What you need to do: Transcribe every one of the entries below verbatim, preserving each line without alteration.

# start of Exercise inputs

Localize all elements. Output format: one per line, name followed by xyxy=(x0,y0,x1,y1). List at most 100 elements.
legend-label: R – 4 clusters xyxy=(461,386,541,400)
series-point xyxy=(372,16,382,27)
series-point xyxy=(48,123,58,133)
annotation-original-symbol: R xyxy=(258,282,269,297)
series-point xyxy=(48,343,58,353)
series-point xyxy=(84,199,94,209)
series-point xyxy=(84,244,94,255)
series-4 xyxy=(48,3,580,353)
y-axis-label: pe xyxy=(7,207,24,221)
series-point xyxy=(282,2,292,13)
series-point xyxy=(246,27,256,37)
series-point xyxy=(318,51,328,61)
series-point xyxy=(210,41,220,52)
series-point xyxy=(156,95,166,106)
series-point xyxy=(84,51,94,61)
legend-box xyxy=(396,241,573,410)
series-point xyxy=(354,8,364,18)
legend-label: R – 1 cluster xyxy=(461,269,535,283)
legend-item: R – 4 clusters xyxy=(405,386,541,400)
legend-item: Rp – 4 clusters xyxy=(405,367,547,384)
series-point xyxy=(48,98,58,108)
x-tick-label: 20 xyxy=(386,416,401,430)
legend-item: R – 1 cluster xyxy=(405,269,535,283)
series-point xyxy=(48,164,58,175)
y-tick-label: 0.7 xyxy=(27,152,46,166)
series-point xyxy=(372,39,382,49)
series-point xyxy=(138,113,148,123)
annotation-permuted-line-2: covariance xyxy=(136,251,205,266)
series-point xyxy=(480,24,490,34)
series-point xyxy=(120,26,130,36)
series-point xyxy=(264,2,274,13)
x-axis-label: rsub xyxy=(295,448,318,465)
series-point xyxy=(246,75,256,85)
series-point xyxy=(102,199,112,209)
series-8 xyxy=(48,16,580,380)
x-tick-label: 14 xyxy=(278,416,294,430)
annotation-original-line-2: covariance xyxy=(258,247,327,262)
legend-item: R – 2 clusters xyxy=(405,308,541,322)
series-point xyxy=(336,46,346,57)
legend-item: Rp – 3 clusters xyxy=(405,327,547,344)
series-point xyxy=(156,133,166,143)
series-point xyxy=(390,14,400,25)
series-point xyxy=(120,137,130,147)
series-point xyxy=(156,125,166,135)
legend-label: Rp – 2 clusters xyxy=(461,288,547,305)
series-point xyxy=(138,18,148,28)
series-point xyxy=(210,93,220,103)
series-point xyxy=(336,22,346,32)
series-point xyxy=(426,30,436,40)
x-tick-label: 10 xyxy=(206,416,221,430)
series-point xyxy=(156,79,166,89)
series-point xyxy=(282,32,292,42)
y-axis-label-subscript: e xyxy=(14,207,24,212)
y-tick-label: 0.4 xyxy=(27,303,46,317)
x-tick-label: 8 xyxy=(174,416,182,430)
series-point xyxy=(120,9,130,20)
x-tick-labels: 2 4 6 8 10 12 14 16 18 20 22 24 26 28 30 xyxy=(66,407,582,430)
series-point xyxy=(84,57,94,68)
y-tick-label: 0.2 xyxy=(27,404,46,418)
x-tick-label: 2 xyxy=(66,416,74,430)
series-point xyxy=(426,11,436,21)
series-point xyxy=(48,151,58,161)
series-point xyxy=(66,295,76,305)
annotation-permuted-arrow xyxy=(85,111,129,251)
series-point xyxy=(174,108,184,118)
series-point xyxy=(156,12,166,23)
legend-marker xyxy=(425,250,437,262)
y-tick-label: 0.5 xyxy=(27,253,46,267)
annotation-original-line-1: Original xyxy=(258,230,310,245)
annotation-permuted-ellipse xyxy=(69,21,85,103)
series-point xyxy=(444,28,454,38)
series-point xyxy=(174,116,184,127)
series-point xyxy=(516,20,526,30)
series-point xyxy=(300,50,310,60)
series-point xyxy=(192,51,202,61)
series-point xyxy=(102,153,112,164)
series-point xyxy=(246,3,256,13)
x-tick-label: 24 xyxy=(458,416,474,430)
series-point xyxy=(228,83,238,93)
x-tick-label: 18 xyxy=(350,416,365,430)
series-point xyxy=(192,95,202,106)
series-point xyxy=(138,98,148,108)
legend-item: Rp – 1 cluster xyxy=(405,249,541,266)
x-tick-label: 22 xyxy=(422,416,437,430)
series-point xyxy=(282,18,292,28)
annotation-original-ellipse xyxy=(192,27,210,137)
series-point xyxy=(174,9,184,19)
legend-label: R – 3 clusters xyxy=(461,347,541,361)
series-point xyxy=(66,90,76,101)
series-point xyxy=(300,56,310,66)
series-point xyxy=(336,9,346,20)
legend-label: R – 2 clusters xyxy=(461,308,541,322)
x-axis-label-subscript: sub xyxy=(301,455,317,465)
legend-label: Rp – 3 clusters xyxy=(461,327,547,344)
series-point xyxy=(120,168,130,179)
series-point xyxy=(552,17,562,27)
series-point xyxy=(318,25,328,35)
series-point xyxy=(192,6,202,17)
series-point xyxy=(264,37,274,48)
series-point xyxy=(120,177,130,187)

# end of Exercise inputs

Exercise result:
Localize all elements. Output format: one per line, name followed by xyxy=(x0,y0,x1,y1). List at most 100 elements.
legend-label: R – 4 clusters xyxy=(461,386,541,400)
series-point xyxy=(372,16,382,27)
series-point xyxy=(48,123,58,133)
annotation-original-symbol: R xyxy=(258,282,269,297)
series-point xyxy=(48,343,58,353)
series-point xyxy=(84,199,94,209)
series-point xyxy=(84,244,94,255)
series-4 xyxy=(48,3,580,353)
y-axis-label: pe xyxy=(7,207,24,221)
series-point xyxy=(282,2,292,13)
series-point xyxy=(246,27,256,37)
series-point xyxy=(318,51,328,61)
series-point xyxy=(210,41,220,52)
series-point xyxy=(156,95,166,106)
series-point xyxy=(84,51,94,61)
legend-box xyxy=(396,241,573,410)
series-point xyxy=(354,8,364,18)
legend-label: R – 1 cluster xyxy=(461,269,535,283)
legend-item: R – 4 clusters xyxy=(405,386,541,400)
legend-item: Rp – 4 clusters xyxy=(405,367,547,384)
series-point xyxy=(48,98,58,108)
x-tick-label: 20 xyxy=(386,416,401,430)
legend-item: R – 1 cluster xyxy=(405,269,535,283)
series-point xyxy=(48,164,58,175)
y-tick-label: 0.7 xyxy=(27,152,46,166)
series-point xyxy=(372,39,382,49)
series-point xyxy=(138,113,148,123)
annotation-permuted-line-2: covariance xyxy=(136,251,205,266)
series-point xyxy=(480,24,490,34)
series-point xyxy=(120,26,130,36)
series-point xyxy=(264,2,274,13)
x-axis-label: rsub xyxy=(295,448,318,465)
series-point xyxy=(246,75,256,85)
series-point xyxy=(102,199,112,209)
series-8 xyxy=(48,16,580,380)
x-tick-label: 14 xyxy=(278,416,294,430)
annotation-original-line-2: covariance xyxy=(258,247,327,262)
legend-item: R – 2 clusters xyxy=(405,308,541,322)
series-point xyxy=(336,46,346,57)
legend-item: Rp – 3 clusters xyxy=(405,327,547,344)
series-point xyxy=(156,133,166,143)
series-point xyxy=(390,14,400,25)
series-point xyxy=(120,137,130,147)
series-point xyxy=(156,125,166,135)
legend-label: Rp – 2 clusters xyxy=(461,288,547,305)
series-point xyxy=(138,18,148,28)
series-point xyxy=(210,93,220,103)
series-point xyxy=(336,22,346,32)
series-point xyxy=(426,30,436,40)
x-tick-label: 10 xyxy=(206,416,221,430)
series-point xyxy=(156,79,166,89)
series-point xyxy=(282,32,292,42)
y-axis-label-subscript: e xyxy=(14,207,24,212)
y-tick-label: 0.4 xyxy=(27,303,46,317)
x-tick-label: 8 xyxy=(174,416,182,430)
series-point xyxy=(120,9,130,20)
x-tick-labels: 2 4 6 8 10 12 14 16 18 20 22 24 26 28 30 xyxy=(66,407,582,430)
series-point xyxy=(84,57,94,68)
y-tick-label: 0.2 xyxy=(27,404,46,418)
x-tick-label: 2 xyxy=(66,416,74,430)
series-point xyxy=(426,11,436,21)
series-point xyxy=(48,151,58,161)
series-point xyxy=(66,295,76,305)
annotation-permuted-arrow xyxy=(85,111,129,251)
series-point xyxy=(174,108,184,118)
series-point xyxy=(156,12,166,23)
legend-marker xyxy=(425,250,437,262)
y-tick-label: 0.5 xyxy=(27,253,46,267)
annotation-original-line-1: Original xyxy=(258,230,310,245)
annotation-permuted-ellipse xyxy=(69,21,85,103)
series-point xyxy=(444,28,454,38)
series-point xyxy=(174,116,184,127)
series-point xyxy=(516,20,526,30)
series-point xyxy=(300,50,310,60)
series-point xyxy=(192,51,202,61)
series-point xyxy=(102,153,112,164)
series-point xyxy=(246,3,256,13)
x-tick-label: 24 xyxy=(458,416,474,430)
series-point xyxy=(228,83,238,93)
x-tick-label: 18 xyxy=(350,416,365,430)
series-point xyxy=(192,95,202,106)
series-point xyxy=(138,98,148,108)
legend-item: Rp – 1 cluster xyxy=(405,249,541,266)
x-tick-label: 22 xyxy=(422,416,437,430)
series-point xyxy=(282,18,292,28)
annotation-original-ellipse xyxy=(192,27,210,137)
series-point xyxy=(174,9,184,19)
legend-label: R – 3 clusters xyxy=(461,347,541,361)
series-point xyxy=(66,90,76,101)
series-point xyxy=(300,56,310,66)
series-point xyxy=(336,9,346,20)
legend-label: R – 2 clusters xyxy=(461,308,541,322)
x-axis-label-subscript: sub xyxy=(301,455,317,465)
legend-label: Rp – 3 clusters xyxy=(461,327,547,344)
series-point xyxy=(120,168,130,179)
series-point xyxy=(552,17,562,27)
series-point xyxy=(318,25,328,35)
series-point xyxy=(192,6,202,17)
series-point xyxy=(264,37,274,48)
series-point xyxy=(120,177,130,187)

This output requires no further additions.